--- Begin Records shown ---

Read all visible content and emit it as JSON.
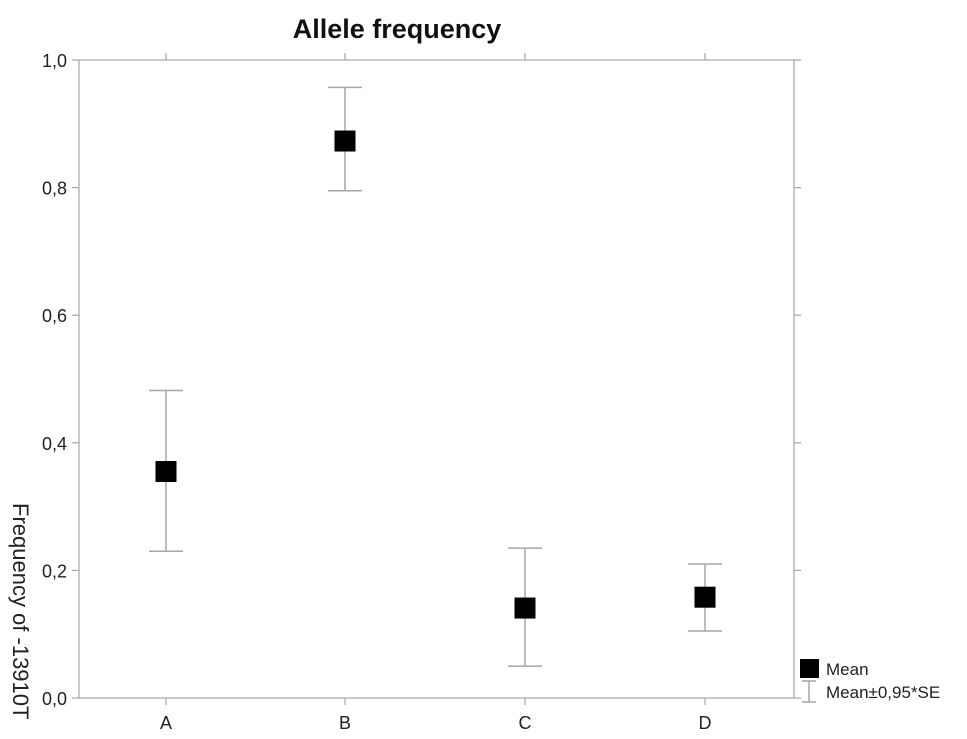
{
  "chart_data": {
    "type": "scatter",
    "title": "Allele frequency",
    "xlabel": "",
    "ylabel": "Frequency of -13910T",
    "categories": [
      "A",
      "B",
      "C",
      "D"
    ],
    "series": [
      {
        "name": "Mean",
        "values": [
          0.355,
          0.873,
          0.141,
          0.158
        ],
        "err_lower": [
          0.23,
          0.795,
          0.05,
          0.105
        ],
        "err_upper": [
          0.482,
          0.957,
          0.235,
          0.21
        ]
      }
    ],
    "ylim": [
      0.0,
      1.0
    ],
    "yticks": [
      "0,0",
      "0,2",
      "0,4",
      "0,6",
      "0,8",
      "1,0"
    ],
    "ytick_values": [
      0.0,
      0.2,
      0.4,
      0.6,
      0.8,
      1.0
    ],
    "legend": {
      "placement": "right",
      "mean_label": "Mean",
      "error_label": "Mean±0,95*SE"
    },
    "grid": false,
    "colors": {
      "marker": "#000000",
      "errorbar": "#a6a6a6",
      "axis": "#a6a6a6"
    }
  }
}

--- End Records shown ---

Written exercise: Retype each entry precisely. Skip images entirely.

Solution to the exercise:
Read all visible content and emit it as JSON.
{
  "chart_data": {
    "type": "scatter",
    "title": "Allele frequency",
    "xlabel": "",
    "ylabel": "Frequency of -13910T",
    "categories": [
      "A",
      "B",
      "C",
      "D"
    ],
    "series": [
      {
        "name": "Mean",
        "values": [
          0.355,
          0.873,
          0.141,
          0.158
        ],
        "err_lower": [
          0.23,
          0.795,
          0.05,
          0.105
        ],
        "err_upper": [
          0.482,
          0.957,
          0.235,
          0.21
        ]
      }
    ],
    "ylim": [
      0.0,
      1.0
    ],
    "yticks": [
      "0,0",
      "0,2",
      "0,4",
      "0,6",
      "0,8",
      "1,0"
    ],
    "ytick_values": [
      0.0,
      0.2,
      0.4,
      0.6,
      0.8,
      1.0
    ],
    "legend": {
      "placement": "right",
      "mean_label": "Mean",
      "error_label": "Mean±0,95*SE"
    },
    "grid": false,
    "colors": {
      "marker": "#000000",
      "errorbar": "#a6a6a6",
      "axis": "#a6a6a6"
    }
  }
}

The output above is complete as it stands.